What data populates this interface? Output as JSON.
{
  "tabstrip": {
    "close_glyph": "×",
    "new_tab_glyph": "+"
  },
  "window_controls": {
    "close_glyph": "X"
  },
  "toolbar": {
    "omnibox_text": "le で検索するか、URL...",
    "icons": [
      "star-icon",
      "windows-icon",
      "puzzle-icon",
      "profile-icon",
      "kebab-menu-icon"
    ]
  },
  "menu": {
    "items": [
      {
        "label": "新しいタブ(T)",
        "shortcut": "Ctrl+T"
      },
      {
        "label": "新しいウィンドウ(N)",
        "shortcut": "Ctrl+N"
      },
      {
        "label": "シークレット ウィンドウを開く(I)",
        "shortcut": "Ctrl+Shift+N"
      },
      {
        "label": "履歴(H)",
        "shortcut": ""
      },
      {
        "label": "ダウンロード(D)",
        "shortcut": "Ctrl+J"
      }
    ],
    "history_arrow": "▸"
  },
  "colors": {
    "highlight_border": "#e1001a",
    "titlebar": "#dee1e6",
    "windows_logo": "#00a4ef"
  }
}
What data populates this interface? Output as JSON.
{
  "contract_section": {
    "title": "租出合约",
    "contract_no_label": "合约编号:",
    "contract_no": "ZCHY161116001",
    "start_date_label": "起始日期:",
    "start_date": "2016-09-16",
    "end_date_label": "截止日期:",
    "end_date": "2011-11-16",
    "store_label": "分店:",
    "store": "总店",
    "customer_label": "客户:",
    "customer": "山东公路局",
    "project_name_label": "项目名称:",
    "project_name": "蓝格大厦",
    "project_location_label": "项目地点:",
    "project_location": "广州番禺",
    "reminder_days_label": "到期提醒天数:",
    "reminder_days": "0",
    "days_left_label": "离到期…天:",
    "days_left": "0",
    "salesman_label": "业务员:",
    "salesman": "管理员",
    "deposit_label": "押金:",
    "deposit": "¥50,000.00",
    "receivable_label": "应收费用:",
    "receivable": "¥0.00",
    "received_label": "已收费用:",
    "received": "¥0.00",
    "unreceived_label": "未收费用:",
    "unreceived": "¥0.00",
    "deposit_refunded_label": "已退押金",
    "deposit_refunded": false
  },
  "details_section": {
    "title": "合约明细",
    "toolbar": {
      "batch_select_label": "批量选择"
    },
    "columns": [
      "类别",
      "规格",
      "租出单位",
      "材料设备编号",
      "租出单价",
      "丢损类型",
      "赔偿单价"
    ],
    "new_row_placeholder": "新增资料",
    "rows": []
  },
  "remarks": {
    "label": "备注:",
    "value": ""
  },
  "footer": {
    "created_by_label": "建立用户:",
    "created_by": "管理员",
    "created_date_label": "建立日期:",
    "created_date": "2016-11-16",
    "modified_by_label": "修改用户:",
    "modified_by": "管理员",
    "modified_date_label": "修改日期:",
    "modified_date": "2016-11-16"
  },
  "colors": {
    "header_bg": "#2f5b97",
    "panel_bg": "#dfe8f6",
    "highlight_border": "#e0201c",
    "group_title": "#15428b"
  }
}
· · · · ·
- [Your instructions]: Exactly as written above, please repeat the entries.

- [Written reply]:
What data populates this interface? Output as JSON.
{
  "tabstrip": {
    "close_glyph": "×",
    "new_tab_glyph": "+"
  },
  "window_controls": {
    "close_glyph": "X"
  },
  "toolbar": {
    "omnibox_text": "le で検索するか、URL...",
    "icons": [
      "star-icon",
      "windows-icon",
      "puzzle-icon",
      "profile-icon",
      "kebab-menu-icon"
    ]
  },
  "menu": {
    "items": [
      {
        "label": "新しいタブ(T)",
        "shortcut": "Ctrl+T"
      },
      {
        "label": "新しいウィンドウ(N)",
        "shortcut": "Ctrl+N"
      },
      {
        "label": "シークレット ウィンドウを開く(I)",
        "shortcut": "Ctrl+Shift+N"
      },
      {
        "label": "履歴(H)",
        "shortcut": ""
      },
      {
        "label": "ダウンロード(D)",
        "shortcut": "Ctrl+J"
      }
    ],
    "history_arrow": "▸"
  },
  "colors": {
    "highlight_border": "#e1001a",
    "titlebar": "#dee1e6",
    "windows_logo": "#00a4ef"
  }
}
What data populates this interface? Output as JSON.
{
  "contract_section": {
    "title": "租出合约",
    "contract_no_label": "合约编号:",
    "contract_no": "ZCHY161116001",
    "start_date_label": "起始日期:",
    "start_date": "2016-09-16",
    "end_date_label": "截止日期:",
    "end_date": "2011-11-16",
    "store_label": "分店:",
    "store": "总店",
    "customer_label": "客户:",
    "customer": "山东公路局",
    "project_name_label": "项目名称:",
    "project_name": "蓝格大厦",
    "project_location_label": "项目地点:",
    "project_location": "广州番禺",
    "reminder_days_label": "到期提醒天数:",
    "reminder_days": "0",
    "days_left_label": "离到期…天:",
    "days_left": "0",
    "salesman_label": "业务员:",
    "salesman": "管理员",
    "deposit_label": "押金:",
    "deposit": "¥50,000.00",
    "receivable_label": "应收费用:",
    "receivable": "¥0.00",
    "received_label": "已收费用:",
    "received": "¥0.00",
    "unreceived_label": "未收费用:",
    "unreceived": "¥0.00",
    "deposit_refunded_label": "已退押金",
    "deposit_refunded": false
  },
  "details_section": {
    "title": "合约明细",
    "toolbar": {
      "batch_select_label": "批量选择"
    },
    "columns": [
      "类别",
      "规格",
      "租出单位",
      "材料设备编号",
      "租出单价",
      "丢损类型",
      "赔偿单价"
    ],
    "new_row_placeholder": "新增资料",
    "rows": []
  },
  "remarks": {
    "label": "备注:",
    "value": ""
  },
  "footer": {
    "created_by_label": "建立用户:",
    "created_by": "管理员",
    "created_date_label": "建立日期:",
    "created_date": "2016-11-16",
    "modified_by_label": "修改用户:",
    "modified_by": "管理员",
    "modified_date_label": "修改日期:",
    "modified_date": "2016-11-16"
  },
  "colors": {
    "header_bg": "#2f5b97",
    "panel_bg": "#dfe8f6",
    "highlight_border": "#e0201c",
    "group_title": "#15428b"
  }
}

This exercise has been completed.